▶ [GIVEN EXERCISE]:
Write out all lines holding the word "Rules".

[Records]
+++
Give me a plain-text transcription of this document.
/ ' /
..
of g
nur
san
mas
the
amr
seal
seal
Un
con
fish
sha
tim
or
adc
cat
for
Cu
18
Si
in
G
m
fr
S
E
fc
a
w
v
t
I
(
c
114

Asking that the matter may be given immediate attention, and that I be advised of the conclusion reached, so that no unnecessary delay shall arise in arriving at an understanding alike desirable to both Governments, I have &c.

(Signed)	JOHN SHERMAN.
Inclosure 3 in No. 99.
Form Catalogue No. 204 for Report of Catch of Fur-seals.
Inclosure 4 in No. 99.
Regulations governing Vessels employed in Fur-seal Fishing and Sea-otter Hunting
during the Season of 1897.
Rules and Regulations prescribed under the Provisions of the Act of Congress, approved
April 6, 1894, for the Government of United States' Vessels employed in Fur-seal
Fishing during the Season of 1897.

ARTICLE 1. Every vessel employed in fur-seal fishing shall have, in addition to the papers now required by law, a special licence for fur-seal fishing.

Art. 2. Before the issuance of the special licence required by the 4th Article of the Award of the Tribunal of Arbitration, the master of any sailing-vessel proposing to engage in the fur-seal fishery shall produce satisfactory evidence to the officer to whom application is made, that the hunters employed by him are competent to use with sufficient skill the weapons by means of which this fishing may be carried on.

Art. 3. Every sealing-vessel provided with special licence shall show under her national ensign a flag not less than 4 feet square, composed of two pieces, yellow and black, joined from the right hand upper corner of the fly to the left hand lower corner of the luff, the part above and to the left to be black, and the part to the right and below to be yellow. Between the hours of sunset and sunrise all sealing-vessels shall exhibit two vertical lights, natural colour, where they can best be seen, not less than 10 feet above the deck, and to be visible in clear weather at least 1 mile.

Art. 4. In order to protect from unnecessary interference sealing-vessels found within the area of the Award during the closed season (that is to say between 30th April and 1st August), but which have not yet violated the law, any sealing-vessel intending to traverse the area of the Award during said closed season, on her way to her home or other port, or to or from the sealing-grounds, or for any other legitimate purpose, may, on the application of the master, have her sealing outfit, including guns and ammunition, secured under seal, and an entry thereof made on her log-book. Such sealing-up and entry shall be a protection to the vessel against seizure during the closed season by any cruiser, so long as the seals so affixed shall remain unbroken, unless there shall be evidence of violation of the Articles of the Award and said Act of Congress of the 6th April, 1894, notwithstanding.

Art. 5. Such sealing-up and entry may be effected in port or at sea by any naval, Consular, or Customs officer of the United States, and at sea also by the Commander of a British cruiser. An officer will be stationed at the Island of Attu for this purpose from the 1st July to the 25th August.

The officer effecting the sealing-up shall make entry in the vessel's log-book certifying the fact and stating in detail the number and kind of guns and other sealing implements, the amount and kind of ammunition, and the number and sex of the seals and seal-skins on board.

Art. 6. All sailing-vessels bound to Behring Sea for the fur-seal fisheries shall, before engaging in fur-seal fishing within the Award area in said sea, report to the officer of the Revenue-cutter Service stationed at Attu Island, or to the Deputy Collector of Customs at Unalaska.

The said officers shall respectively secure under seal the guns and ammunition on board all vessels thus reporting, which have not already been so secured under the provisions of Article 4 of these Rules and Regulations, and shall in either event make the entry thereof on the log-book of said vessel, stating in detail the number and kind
+++
▶ [FULL RESPONSE]:
Rules and Regulations prescribed under the Provisions of the Act of Congress, approved
The said officers shall respectively secure under seal the guns and ammunition on board all vessels thus reporting, which have not already been so secured under the provisions of Article 4 of these Rules and Regulations, and shall in either event make the entry thereof on the log-book of said vessel, stating in detail the number and kind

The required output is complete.